:: WHAT TO PRODUCE ::
Skip the pictures and extract all of the lines exactly as written.

:: RECORDS SUPPLIED ::
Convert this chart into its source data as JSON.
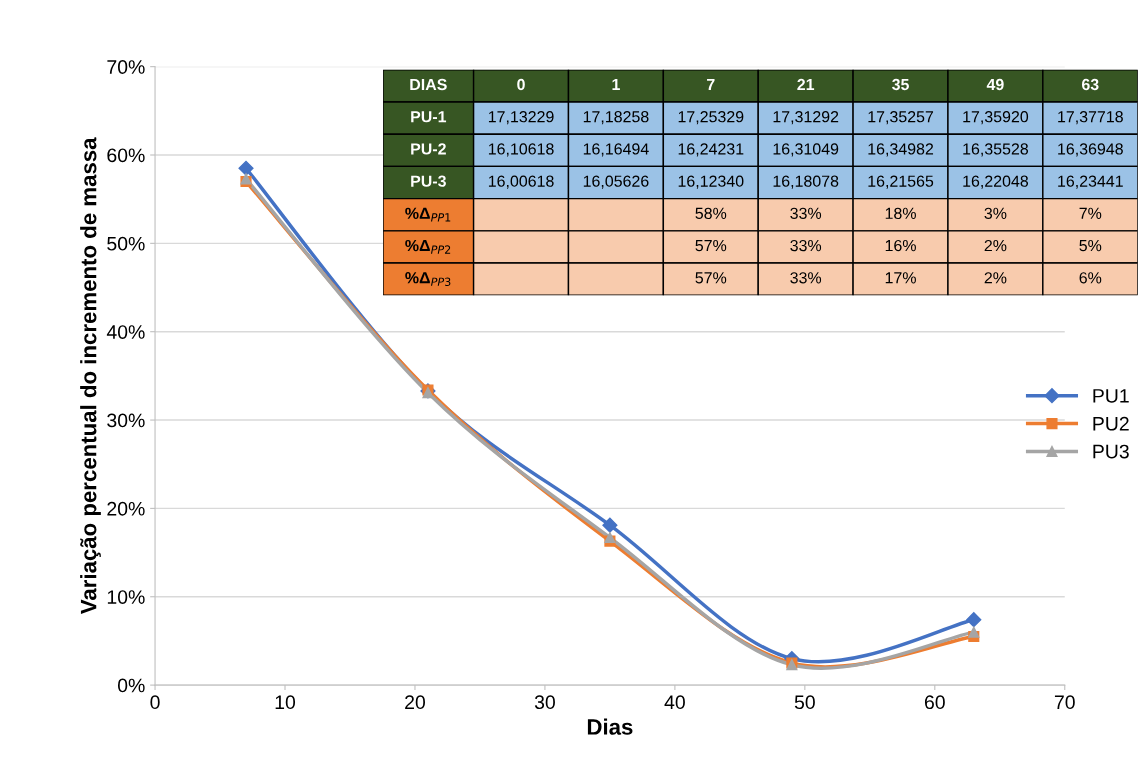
{
  "chart_data": {
    "type": "line",
    "xlabel": "Dias",
    "ylabel": "Variação percentual do incremento de massa",
    "x": [
      7,
      21,
      35,
      49,
      63
    ],
    "series": [
      {
        "name": "PU1",
        "color": "#4472c4",
        "marker": "diamond",
        "values": [
          58.5,
          33.3,
          18.1,
          3.0,
          7.4
        ]
      },
      {
        "name": "PU2",
        "color": "#ed7d31",
        "marker": "square",
        "values": [
          57.0,
          33.4,
          16.3,
          2.5,
          5.5
        ]
      },
      {
        "name": "PU3",
        "color": "#a5a5a5",
        "marker": "triangle",
        "values": [
          57.3,
          33.1,
          16.7,
          2.3,
          6.0
        ]
      }
    ],
    "xlim": [
      0,
      70
    ],
    "xticks": [
      0,
      10,
      20,
      30,
      40,
      50,
      60,
      70
    ],
    "ylim": [
      0,
      70
    ],
    "yticks": [
      {
        "value": 0,
        "label": "0%"
      },
      {
        "value": 10,
        "label": "10%"
      },
      {
        "value": 20,
        "label": "20%"
      },
      {
        "value": 30,
        "label": "30%"
      },
      {
        "value": 40,
        "label": "40%"
      },
      {
        "value": 50,
        "label": "50%"
      },
      {
        "value": 60,
        "label": "60%"
      },
      {
        "value": 70,
        "label": "70%"
      }
    ],
    "grid": "y",
    "legend": "right",
    "line_style": "solid",
    "annotations": [
      "DIAS",
      "0",
      "1",
      "7",
      "21",
      "35",
      "49",
      "63",
      "PU-1",
      "17,13229",
      "17,18258",
      "17,25329",
      "17,31292",
      "17,35257",
      "17,35920",
      "17,37718",
      "PU-2",
      "16,10618",
      "16,16494",
      "16,24231",
      "16,31049",
      "16,34982",
      "16,35528",
      "16,36948",
      "PU-3",
      "16,00618",
      "16,05626",
      "16,12340",
      "16,18078",
      "16,21565",
      "16,22048",
      "16,23441",
      "%Δ$_{PP1}$",
      "58%",
      "33%",
      "18%",
      "3%",
      "7%",
      "%Δ$_{PP2}$",
      "57%",
      "33%",
      "16%",
      "2%",
      "5%",
      "%Δ$_{PP3}$",
      "57%",
      "33%",
      "17%",
      "2%",
      "6%"
    ]
  }
}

:: IN RESPONSE ::
Convert this chart into its source data as JSON.
{
  "chart_data": {
    "type": "line",
    "xlabel": "Dias",
    "ylabel": "Variação percentual do incremento de massa",
    "x": [
      7,
      21,
      35,
      49,
      63
    ],
    "series": [
      {
        "name": "PU1",
        "color": "#4472c4",
        "marker": "diamond",
        "values": [
          58.5,
          33.3,
          18.1,
          3.0,
          7.4
        ]
      },
      {
        "name": "PU2",
        "color": "#ed7d31",
        "marker": "square",
        "values": [
          57.0,
          33.4,
          16.3,
          2.5,
          5.5
        ]
      },
      {
        "name": "PU3",
        "color": "#a5a5a5",
        "marker": "triangle",
        "values": [
          57.3,
          33.1,
          16.7,
          2.3,
          6.0
        ]
      }
    ],
    "xlim": [
      0,
      70
    ],
    "xticks": [
      0,
      10,
      20,
      30,
      40,
      50,
      60,
      70
    ],
    "ylim": [
      0,
      70
    ],
    "yticks": [
      {
        "value": 0,
        "label": "0%"
      },
      {
        "value": 10,
        "label": "10%"
      },
      {
        "value": 20,
        "label": "20%"
      },
      {
        "value": 30,
        "label": "30%"
      },
      {
        "value": 40,
        "label": "40%"
      },
      {
        "value": 50,
        "label": "50%"
      },
      {
        "value": 60,
        "label": "60%"
      },
      {
        "value": 70,
        "label": "70%"
      }
    ],
    "grid": "y",
    "legend": "right",
    "line_style": "solid",
    "annotations": [
      "DIAS",
      "0",
      "1",
      "7",
      "21",
      "35",
      "49",
      "63",
      "PU-1",
      "17,13229",
      "17,18258",
      "17,25329",
      "17,31292",
      "17,35257",
      "17,35920",
      "17,37718",
      "PU-2",
      "16,10618",
      "16,16494",
      "16,24231",
      "16,31049",
      "16,34982",
      "16,35528",
      "16,36948",
      "PU-3",
      "16,00618",
      "16,05626",
      "16,12340",
      "16,18078",
      "16,21565",
      "16,22048",
      "16,23441",
      "%Δ$_{PP1}$",
      "58%",
      "33%",
      "18%",
      "3%",
      "7%",
      "%Δ$_{PP2}$",
      "57%",
      "33%",
      "16%",
      "2%",
      "5%",
      "%Δ$_{PP3}$",
      "57%",
      "33%",
      "17%",
      "2%",
      "6%"
    ]
  }
}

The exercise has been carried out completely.